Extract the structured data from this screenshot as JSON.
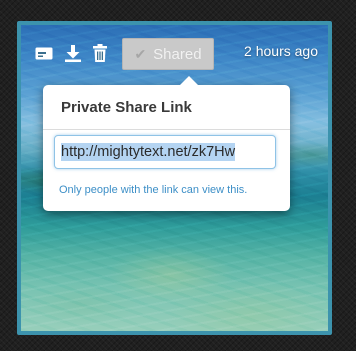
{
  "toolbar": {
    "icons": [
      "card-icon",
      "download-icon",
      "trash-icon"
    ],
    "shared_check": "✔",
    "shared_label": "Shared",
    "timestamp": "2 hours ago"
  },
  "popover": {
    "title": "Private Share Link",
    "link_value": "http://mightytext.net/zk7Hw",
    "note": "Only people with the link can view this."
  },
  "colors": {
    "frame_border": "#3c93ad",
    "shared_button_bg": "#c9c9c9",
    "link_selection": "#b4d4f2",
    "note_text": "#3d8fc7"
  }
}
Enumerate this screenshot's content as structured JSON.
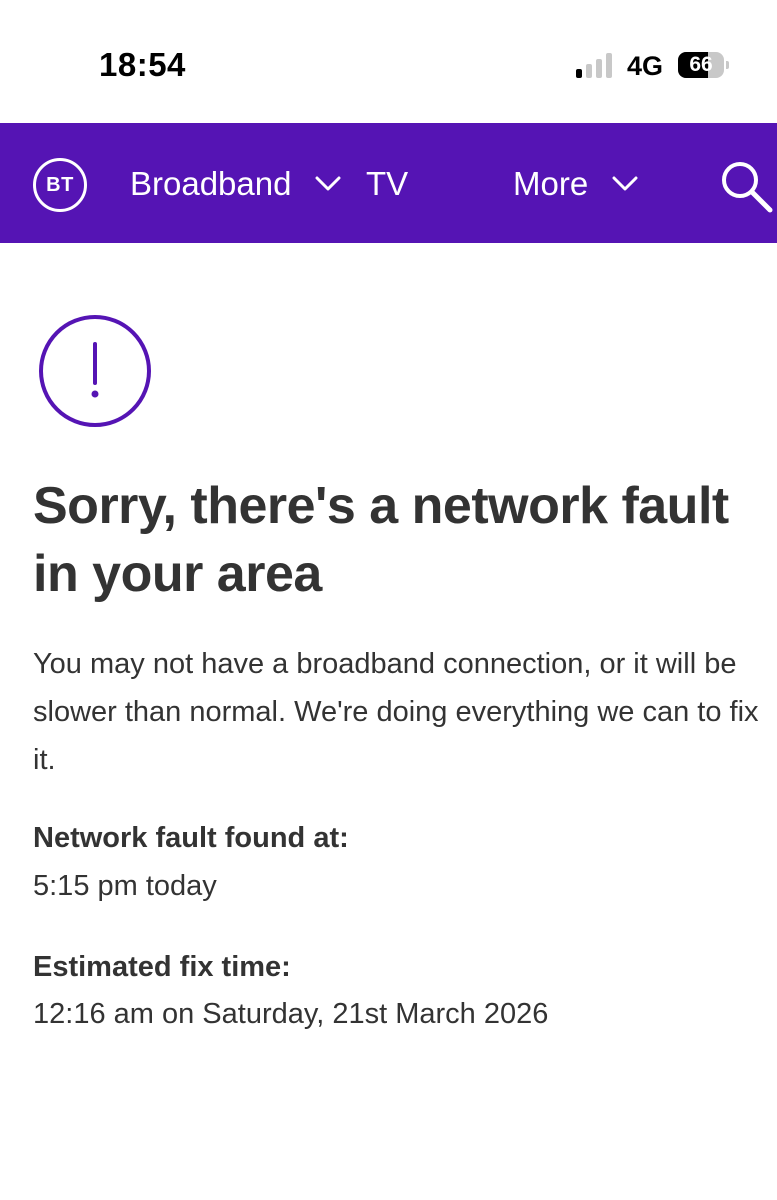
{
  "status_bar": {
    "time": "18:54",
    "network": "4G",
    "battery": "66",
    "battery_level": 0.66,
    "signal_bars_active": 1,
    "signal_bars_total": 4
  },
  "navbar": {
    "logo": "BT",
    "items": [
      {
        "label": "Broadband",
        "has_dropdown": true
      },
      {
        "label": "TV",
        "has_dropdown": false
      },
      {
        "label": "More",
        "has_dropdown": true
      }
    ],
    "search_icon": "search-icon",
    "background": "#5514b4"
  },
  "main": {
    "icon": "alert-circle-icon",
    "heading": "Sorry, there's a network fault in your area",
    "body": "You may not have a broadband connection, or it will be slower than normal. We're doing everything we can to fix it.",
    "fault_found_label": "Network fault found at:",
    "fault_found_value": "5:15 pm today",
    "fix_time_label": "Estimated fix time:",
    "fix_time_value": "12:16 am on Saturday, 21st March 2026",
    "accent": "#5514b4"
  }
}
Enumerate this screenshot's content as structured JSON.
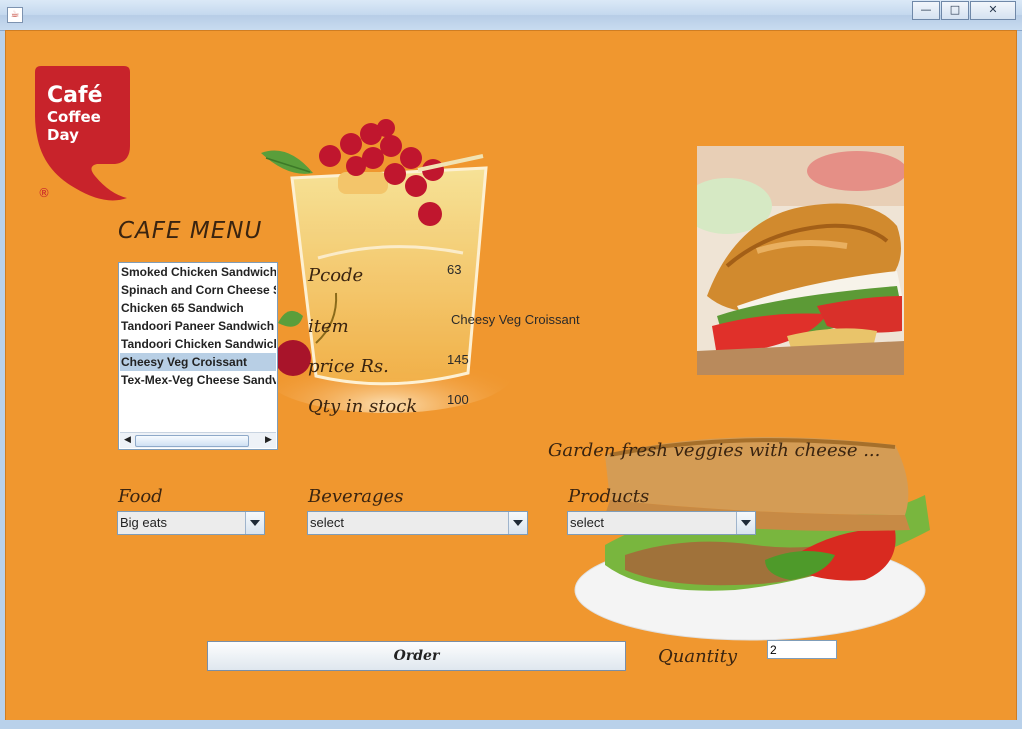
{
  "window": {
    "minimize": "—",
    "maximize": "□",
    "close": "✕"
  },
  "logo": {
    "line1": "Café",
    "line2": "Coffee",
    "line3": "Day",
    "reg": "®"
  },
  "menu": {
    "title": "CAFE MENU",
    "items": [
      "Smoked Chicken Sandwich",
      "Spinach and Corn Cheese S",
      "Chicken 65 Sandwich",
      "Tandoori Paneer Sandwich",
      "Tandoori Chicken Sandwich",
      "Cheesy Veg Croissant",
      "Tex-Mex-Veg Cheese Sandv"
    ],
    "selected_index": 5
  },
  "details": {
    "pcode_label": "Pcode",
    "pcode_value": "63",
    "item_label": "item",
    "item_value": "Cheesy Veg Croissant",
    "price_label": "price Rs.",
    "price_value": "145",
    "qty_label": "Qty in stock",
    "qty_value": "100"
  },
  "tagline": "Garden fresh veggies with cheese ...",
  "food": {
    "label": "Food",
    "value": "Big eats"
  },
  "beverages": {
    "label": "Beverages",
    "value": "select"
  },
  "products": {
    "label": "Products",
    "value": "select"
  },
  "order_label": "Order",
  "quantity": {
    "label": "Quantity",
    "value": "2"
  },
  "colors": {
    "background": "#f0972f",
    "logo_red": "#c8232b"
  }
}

====

Pick every line with "title" in it and copy it.

    "title": "Private Share Link",
    "title": "CAFE MENU",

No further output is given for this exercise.